** EXERCISE **
All of the lines below are to be transcribed faithfully, with pictures excluded from the copy.

(Structured figure records)
____
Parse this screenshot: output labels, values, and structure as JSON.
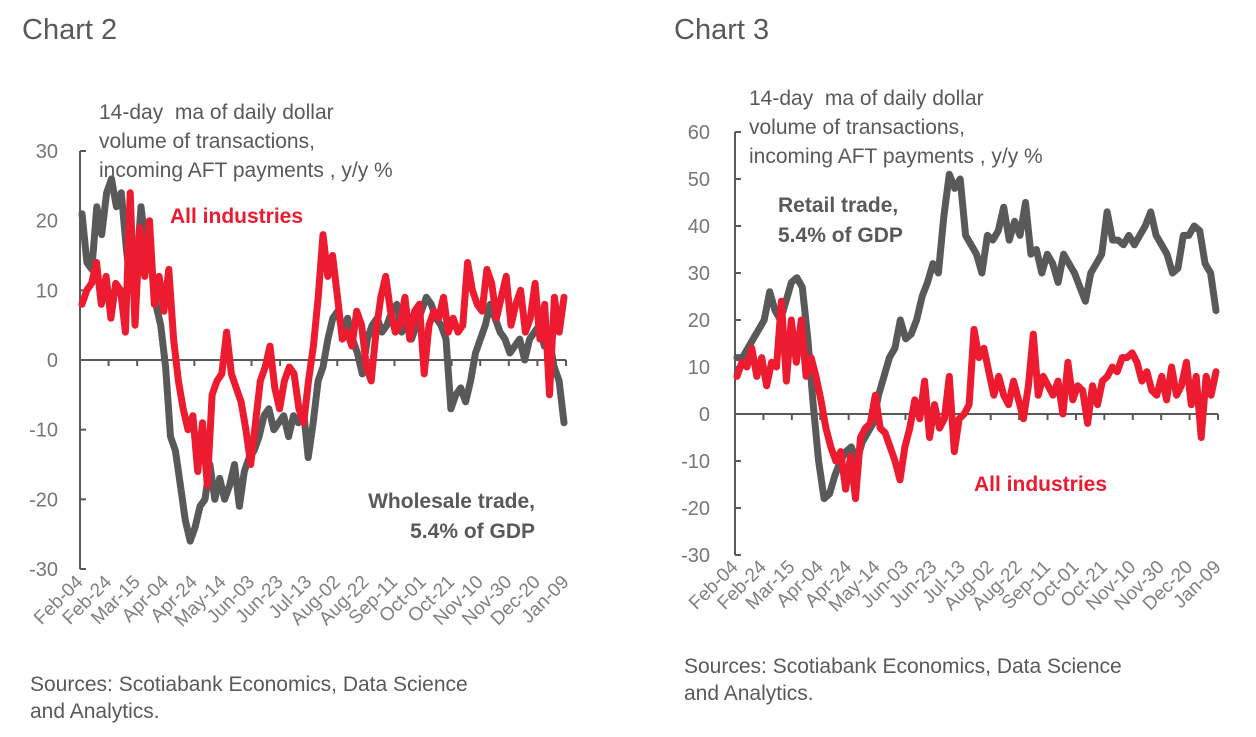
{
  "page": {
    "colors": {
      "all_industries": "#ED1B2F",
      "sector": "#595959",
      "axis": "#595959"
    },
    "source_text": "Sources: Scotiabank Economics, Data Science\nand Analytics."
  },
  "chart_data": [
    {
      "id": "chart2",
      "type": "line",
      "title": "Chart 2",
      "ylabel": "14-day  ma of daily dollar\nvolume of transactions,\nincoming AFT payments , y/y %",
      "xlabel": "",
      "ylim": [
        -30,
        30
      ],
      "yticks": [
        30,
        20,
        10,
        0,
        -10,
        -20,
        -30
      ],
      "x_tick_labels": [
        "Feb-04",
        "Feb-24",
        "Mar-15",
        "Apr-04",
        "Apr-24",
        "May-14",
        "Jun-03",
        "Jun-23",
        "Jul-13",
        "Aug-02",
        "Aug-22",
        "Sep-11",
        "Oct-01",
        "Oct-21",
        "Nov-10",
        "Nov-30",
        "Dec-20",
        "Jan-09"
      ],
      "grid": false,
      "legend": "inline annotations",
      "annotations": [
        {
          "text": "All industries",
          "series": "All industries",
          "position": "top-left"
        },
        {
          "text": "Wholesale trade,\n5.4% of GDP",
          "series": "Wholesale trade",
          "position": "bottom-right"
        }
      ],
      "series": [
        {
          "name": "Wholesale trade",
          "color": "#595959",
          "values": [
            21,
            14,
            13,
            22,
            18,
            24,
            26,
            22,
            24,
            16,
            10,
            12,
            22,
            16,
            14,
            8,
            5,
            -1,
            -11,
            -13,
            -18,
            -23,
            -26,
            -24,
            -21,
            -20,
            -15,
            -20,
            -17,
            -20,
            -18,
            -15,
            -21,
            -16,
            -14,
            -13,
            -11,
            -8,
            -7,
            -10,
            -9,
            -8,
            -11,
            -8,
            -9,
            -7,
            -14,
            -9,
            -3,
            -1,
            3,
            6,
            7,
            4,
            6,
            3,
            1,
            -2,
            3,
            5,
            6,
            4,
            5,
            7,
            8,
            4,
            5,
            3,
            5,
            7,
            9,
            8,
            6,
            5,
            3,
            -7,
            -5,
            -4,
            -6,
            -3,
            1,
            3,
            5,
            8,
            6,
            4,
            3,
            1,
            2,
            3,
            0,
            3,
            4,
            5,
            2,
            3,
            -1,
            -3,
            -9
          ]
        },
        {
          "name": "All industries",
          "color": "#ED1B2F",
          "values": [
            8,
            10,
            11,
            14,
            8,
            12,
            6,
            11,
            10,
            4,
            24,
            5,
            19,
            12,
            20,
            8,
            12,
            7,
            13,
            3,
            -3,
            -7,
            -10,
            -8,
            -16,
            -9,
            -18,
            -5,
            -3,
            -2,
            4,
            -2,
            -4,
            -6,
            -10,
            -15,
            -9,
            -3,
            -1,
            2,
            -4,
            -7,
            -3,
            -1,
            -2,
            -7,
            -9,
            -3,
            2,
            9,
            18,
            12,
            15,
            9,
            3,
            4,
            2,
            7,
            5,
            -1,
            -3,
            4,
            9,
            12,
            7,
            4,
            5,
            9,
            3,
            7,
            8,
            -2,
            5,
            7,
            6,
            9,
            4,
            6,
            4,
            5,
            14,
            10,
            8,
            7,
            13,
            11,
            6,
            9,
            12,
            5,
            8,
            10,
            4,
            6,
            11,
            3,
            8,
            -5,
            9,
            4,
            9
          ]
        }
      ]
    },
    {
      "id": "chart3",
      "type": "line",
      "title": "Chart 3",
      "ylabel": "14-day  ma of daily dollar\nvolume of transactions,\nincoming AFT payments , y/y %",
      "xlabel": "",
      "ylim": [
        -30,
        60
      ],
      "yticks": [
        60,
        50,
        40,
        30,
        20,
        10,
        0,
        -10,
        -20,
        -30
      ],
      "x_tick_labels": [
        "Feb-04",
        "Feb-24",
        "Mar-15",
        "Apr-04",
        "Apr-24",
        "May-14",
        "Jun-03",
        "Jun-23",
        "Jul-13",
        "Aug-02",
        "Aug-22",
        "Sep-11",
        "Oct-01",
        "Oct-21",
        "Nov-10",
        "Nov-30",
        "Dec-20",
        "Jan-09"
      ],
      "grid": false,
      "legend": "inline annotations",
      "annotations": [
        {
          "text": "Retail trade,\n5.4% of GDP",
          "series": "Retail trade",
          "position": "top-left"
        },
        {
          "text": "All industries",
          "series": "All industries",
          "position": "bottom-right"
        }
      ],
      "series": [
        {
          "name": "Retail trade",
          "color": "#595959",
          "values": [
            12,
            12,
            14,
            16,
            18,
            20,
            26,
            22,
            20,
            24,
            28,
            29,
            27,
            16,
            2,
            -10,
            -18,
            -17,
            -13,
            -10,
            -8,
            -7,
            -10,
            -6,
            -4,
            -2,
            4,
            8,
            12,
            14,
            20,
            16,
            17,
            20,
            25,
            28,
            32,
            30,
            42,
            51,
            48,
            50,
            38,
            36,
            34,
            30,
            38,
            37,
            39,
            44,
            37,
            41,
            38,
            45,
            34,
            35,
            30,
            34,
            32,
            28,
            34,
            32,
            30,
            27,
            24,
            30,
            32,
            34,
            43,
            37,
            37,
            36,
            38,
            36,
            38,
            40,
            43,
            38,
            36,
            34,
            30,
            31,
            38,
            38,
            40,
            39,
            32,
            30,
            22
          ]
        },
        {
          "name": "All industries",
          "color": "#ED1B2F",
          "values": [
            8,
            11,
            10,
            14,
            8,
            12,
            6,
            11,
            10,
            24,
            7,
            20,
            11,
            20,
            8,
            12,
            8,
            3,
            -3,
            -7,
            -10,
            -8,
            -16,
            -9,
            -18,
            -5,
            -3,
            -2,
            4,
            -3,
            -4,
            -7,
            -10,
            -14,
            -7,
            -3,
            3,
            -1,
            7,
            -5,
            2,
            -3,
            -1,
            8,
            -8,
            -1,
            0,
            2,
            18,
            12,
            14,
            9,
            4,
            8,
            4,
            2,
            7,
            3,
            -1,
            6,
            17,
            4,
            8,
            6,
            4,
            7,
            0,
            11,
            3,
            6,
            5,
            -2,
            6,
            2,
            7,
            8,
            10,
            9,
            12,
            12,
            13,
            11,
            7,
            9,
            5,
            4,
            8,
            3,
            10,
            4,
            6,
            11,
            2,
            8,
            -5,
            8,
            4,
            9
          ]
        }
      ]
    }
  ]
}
____
** COMPLETE OUTPUT **
Parse this screenshot: output labels, values, and structure as JSON.
{
  "page": {
    "colors": {
      "all_industries": "#ED1B2F",
      "sector": "#595959",
      "axis": "#595959"
    },
    "source_text": "Sources: Scotiabank Economics, Data Science\nand Analytics."
  },
  "chart_data": [
    {
      "id": "chart2",
      "type": "line",
      "title": "Chart 2",
      "ylabel": "14-day  ma of daily dollar\nvolume of transactions,\nincoming AFT payments , y/y %",
      "xlabel": "",
      "ylim": [
        -30,
        30
      ],
      "yticks": [
        30,
        20,
        10,
        0,
        -10,
        -20,
        -30
      ],
      "x_tick_labels": [
        "Feb-04",
        "Feb-24",
        "Mar-15",
        "Apr-04",
        "Apr-24",
        "May-14",
        "Jun-03",
        "Jun-23",
        "Jul-13",
        "Aug-02",
        "Aug-22",
        "Sep-11",
        "Oct-01",
        "Oct-21",
        "Nov-10",
        "Nov-30",
        "Dec-20",
        "Jan-09"
      ],
      "grid": false,
      "legend": "inline annotations",
      "annotations": [
        {
          "text": "All industries",
          "series": "All industries",
          "position": "top-left"
        },
        {
          "text": "Wholesale trade,\n5.4% of GDP",
          "series": "Wholesale trade",
          "position": "bottom-right"
        }
      ],
      "series": [
        {
          "name": "Wholesale trade",
          "color": "#595959",
          "values": [
            21,
            14,
            13,
            22,
            18,
            24,
            26,
            22,
            24,
            16,
            10,
            12,
            22,
            16,
            14,
            8,
            5,
            -1,
            -11,
            -13,
            -18,
            -23,
            -26,
            -24,
            -21,
            -20,
            -15,
            -20,
            -17,
            -20,
            -18,
            -15,
            -21,
            -16,
            -14,
            -13,
            -11,
            -8,
            -7,
            -10,
            -9,
            -8,
            -11,
            -8,
            -9,
            -7,
            -14,
            -9,
            -3,
            -1,
            3,
            6,
            7,
            4,
            6,
            3,
            1,
            -2,
            3,
            5,
            6,
            4,
            5,
            7,
            8,
            4,
            5,
            3,
            5,
            7,
            9,
            8,
            6,
            5,
            3,
            -7,
            -5,
            -4,
            -6,
            -3,
            1,
            3,
            5,
            8,
            6,
            4,
            3,
            1,
            2,
            3,
            0,
            3,
            4,
            5,
            2,
            3,
            -1,
            -3,
            -9
          ]
        },
        {
          "name": "All industries",
          "color": "#ED1B2F",
          "values": [
            8,
            10,
            11,
            14,
            8,
            12,
            6,
            11,
            10,
            4,
            24,
            5,
            19,
            12,
            20,
            8,
            12,
            7,
            13,
            3,
            -3,
            -7,
            -10,
            -8,
            -16,
            -9,
            -18,
            -5,
            -3,
            -2,
            4,
            -2,
            -4,
            -6,
            -10,
            -15,
            -9,
            -3,
            -1,
            2,
            -4,
            -7,
            -3,
            -1,
            -2,
            -7,
            -9,
            -3,
            2,
            9,
            18,
            12,
            15,
            9,
            3,
            4,
            2,
            7,
            5,
            -1,
            -3,
            4,
            9,
            12,
            7,
            4,
            5,
            9,
            3,
            7,
            8,
            -2,
            5,
            7,
            6,
            9,
            4,
            6,
            4,
            5,
            14,
            10,
            8,
            7,
            13,
            11,
            6,
            9,
            12,
            5,
            8,
            10,
            4,
            6,
            11,
            3,
            8,
            -5,
            9,
            4,
            9
          ]
        }
      ]
    },
    {
      "id": "chart3",
      "type": "line",
      "title": "Chart 3",
      "ylabel": "14-day  ma of daily dollar\nvolume of transactions,\nincoming AFT payments , y/y %",
      "xlabel": "",
      "ylim": [
        -30,
        60
      ],
      "yticks": [
        60,
        50,
        40,
        30,
        20,
        10,
        0,
        -10,
        -20,
        -30
      ],
      "x_tick_labels": [
        "Feb-04",
        "Feb-24",
        "Mar-15",
        "Apr-04",
        "Apr-24",
        "May-14",
        "Jun-03",
        "Jun-23",
        "Jul-13",
        "Aug-02",
        "Aug-22",
        "Sep-11",
        "Oct-01",
        "Oct-21",
        "Nov-10",
        "Nov-30",
        "Dec-20",
        "Jan-09"
      ],
      "grid": false,
      "legend": "inline annotations",
      "annotations": [
        {
          "text": "Retail trade,\n5.4% of GDP",
          "series": "Retail trade",
          "position": "top-left"
        },
        {
          "text": "All industries",
          "series": "All industries",
          "position": "bottom-right"
        }
      ],
      "series": [
        {
          "name": "Retail trade",
          "color": "#595959",
          "values": [
            12,
            12,
            14,
            16,
            18,
            20,
            26,
            22,
            20,
            24,
            28,
            29,
            27,
            16,
            2,
            -10,
            -18,
            -17,
            -13,
            -10,
            -8,
            -7,
            -10,
            -6,
            -4,
            -2,
            4,
            8,
            12,
            14,
            20,
            16,
            17,
            20,
            25,
            28,
            32,
            30,
            42,
            51,
            48,
            50,
            38,
            36,
            34,
            30,
            38,
            37,
            39,
            44,
            37,
            41,
            38,
            45,
            34,
            35,
            30,
            34,
            32,
            28,
            34,
            32,
            30,
            27,
            24,
            30,
            32,
            34,
            43,
            37,
            37,
            36,
            38,
            36,
            38,
            40,
            43,
            38,
            36,
            34,
            30,
            31,
            38,
            38,
            40,
            39,
            32,
            30,
            22
          ]
        },
        {
          "name": "All industries",
          "color": "#ED1B2F",
          "values": [
            8,
            11,
            10,
            14,
            8,
            12,
            6,
            11,
            10,
            24,
            7,
            20,
            11,
            20,
            8,
            12,
            8,
            3,
            -3,
            -7,
            -10,
            -8,
            -16,
            -9,
            -18,
            -5,
            -3,
            -2,
            4,
            -3,
            -4,
            -7,
            -10,
            -14,
            -7,
            -3,
            3,
            -1,
            7,
            -5,
            2,
            -3,
            -1,
            8,
            -8,
            -1,
            0,
            2,
            18,
            12,
            14,
            9,
            4,
            8,
            4,
            2,
            7,
            3,
            -1,
            6,
            17,
            4,
            8,
            6,
            4,
            7,
            0,
            11,
            3,
            6,
            5,
            -2,
            6,
            2,
            7,
            8,
            10,
            9,
            12,
            12,
            13,
            11,
            7,
            9,
            5,
            4,
            8,
            3,
            10,
            4,
            6,
            11,
            2,
            8,
            -5,
            8,
            4,
            9
          ]
        }
      ]
    }
  ]
}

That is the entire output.